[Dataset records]
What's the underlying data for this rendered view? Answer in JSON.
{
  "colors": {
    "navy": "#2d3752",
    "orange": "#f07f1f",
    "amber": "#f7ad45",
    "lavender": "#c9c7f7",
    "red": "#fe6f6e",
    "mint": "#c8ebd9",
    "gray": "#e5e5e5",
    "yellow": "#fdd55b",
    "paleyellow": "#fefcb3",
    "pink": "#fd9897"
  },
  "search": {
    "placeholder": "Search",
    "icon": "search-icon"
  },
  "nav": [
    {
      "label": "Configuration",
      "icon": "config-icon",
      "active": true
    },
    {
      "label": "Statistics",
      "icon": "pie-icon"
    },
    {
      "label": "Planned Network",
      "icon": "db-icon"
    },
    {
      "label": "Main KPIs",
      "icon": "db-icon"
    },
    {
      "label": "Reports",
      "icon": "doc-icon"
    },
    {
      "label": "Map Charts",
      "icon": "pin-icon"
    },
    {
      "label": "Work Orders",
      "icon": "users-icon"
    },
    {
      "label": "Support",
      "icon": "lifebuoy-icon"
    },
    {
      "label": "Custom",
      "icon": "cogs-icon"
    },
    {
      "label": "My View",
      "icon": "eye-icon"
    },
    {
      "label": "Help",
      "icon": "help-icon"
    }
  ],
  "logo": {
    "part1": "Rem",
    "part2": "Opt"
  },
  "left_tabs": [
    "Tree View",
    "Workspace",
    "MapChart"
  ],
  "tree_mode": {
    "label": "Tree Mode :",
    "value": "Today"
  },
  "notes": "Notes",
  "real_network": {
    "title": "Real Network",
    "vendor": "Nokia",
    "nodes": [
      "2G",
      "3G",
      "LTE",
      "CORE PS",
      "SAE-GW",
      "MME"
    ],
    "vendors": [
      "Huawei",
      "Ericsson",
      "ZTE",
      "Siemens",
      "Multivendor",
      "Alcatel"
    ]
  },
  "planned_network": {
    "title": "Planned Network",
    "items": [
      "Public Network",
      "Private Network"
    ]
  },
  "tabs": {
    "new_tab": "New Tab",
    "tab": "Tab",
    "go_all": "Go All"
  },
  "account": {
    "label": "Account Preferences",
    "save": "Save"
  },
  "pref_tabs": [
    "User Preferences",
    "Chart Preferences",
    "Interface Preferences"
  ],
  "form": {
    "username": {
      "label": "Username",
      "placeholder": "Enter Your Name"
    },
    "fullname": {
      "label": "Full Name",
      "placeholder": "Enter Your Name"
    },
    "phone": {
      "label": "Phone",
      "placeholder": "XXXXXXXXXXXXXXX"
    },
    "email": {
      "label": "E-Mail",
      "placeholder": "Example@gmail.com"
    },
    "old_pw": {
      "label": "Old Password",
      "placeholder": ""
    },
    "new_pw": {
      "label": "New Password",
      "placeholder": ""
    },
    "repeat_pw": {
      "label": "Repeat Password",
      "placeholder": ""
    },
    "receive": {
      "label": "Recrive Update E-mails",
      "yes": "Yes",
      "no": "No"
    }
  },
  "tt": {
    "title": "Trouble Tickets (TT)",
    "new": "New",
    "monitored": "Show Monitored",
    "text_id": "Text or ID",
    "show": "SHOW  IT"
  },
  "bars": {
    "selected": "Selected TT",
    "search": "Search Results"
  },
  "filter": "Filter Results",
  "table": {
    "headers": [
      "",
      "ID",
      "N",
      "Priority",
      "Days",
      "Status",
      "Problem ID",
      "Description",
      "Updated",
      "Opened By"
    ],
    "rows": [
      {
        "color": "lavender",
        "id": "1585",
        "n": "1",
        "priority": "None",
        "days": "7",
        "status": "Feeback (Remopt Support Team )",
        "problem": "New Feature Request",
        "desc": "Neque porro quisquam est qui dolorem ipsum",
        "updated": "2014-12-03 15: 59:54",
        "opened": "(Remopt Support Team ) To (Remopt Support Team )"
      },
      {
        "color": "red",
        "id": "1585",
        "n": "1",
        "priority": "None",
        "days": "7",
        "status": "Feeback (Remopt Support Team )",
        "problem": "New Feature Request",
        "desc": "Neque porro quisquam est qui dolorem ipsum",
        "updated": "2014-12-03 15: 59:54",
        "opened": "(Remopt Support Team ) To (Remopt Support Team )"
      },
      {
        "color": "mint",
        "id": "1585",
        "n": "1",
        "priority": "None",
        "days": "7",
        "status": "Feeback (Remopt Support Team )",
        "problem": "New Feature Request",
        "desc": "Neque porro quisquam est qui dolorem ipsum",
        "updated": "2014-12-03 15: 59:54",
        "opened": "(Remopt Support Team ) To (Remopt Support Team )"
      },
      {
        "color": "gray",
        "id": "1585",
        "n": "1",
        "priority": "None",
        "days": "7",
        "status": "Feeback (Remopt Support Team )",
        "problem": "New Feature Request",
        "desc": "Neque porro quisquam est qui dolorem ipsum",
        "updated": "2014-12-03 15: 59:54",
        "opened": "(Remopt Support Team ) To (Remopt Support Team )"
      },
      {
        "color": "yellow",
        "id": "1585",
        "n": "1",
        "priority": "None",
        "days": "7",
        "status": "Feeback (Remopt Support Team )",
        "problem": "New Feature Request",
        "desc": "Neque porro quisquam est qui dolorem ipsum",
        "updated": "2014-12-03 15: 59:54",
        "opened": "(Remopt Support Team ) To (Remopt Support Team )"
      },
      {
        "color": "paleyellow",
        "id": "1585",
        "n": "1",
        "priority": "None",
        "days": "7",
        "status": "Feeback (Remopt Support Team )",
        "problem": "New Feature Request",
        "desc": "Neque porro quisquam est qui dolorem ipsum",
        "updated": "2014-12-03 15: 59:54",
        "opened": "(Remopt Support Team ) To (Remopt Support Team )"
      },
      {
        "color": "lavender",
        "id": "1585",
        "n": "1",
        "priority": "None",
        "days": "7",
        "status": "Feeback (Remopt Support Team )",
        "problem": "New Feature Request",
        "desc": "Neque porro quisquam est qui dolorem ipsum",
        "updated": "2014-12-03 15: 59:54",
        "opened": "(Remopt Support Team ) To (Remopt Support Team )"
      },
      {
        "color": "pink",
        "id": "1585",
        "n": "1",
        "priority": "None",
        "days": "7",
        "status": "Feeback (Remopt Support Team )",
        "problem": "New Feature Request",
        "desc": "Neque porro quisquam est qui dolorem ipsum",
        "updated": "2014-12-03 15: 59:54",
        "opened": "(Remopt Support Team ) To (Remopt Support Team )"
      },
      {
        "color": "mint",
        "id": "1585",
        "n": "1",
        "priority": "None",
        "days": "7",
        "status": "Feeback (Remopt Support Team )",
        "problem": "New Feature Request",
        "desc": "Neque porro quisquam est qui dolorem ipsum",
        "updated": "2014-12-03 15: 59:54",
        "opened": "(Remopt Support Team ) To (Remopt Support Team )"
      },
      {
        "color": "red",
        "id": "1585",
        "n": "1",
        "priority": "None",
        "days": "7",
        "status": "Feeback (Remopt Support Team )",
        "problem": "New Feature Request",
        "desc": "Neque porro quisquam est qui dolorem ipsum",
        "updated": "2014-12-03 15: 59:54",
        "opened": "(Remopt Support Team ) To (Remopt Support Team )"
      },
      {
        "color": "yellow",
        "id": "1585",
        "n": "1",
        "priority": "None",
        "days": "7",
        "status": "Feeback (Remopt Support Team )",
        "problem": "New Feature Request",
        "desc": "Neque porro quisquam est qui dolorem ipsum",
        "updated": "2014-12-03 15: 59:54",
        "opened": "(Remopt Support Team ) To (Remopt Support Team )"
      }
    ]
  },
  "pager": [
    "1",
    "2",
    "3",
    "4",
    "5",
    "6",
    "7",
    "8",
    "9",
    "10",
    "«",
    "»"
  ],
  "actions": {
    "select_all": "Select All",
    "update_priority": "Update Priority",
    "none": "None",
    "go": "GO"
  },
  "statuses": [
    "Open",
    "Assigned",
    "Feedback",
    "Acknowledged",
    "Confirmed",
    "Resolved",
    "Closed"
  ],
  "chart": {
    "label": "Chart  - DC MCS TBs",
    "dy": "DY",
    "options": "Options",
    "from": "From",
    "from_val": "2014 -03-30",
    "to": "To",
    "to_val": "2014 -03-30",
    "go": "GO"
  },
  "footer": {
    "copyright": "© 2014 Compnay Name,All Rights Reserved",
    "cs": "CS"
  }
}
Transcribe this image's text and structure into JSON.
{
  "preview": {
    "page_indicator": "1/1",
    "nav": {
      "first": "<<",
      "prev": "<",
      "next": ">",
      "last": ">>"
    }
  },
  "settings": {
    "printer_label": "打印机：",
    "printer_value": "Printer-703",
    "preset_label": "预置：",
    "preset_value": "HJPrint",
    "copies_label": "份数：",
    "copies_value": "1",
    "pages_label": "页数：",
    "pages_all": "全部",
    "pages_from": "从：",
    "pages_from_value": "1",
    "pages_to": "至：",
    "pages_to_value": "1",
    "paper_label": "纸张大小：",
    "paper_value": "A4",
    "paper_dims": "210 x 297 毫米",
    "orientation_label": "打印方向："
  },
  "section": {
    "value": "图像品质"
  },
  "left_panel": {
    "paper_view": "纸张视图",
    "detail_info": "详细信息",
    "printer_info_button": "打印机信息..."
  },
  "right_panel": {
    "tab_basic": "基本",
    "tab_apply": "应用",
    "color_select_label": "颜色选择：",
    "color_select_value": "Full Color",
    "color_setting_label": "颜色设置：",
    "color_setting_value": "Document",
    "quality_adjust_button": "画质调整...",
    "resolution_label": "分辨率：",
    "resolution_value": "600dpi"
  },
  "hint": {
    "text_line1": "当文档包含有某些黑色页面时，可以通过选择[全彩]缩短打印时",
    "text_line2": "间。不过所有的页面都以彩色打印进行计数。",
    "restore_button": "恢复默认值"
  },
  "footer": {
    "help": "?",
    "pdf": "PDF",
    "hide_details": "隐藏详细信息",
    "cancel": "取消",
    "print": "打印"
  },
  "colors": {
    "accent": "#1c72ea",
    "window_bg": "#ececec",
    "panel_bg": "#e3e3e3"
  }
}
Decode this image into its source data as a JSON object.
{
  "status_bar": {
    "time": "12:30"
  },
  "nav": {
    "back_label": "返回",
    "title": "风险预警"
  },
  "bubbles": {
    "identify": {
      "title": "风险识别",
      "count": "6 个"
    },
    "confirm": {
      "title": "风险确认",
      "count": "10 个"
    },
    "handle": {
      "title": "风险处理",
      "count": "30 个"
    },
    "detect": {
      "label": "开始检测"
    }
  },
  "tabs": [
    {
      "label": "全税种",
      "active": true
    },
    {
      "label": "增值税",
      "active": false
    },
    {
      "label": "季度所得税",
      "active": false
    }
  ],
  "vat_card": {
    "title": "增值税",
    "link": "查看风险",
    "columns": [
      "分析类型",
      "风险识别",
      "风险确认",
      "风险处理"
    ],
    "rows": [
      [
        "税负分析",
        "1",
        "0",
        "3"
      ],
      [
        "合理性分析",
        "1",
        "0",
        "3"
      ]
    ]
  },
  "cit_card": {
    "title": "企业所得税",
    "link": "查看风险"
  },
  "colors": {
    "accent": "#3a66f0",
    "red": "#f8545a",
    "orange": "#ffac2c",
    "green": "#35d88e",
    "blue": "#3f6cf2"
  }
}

▶ [Given request]: List each line holding the string "this".

▶ [Written solution]:
What's the underlying data for this rendered view? Answer in JSON.
Transcribe this image's text and structure into JSON.
Decode this image into its source data as a JSON object.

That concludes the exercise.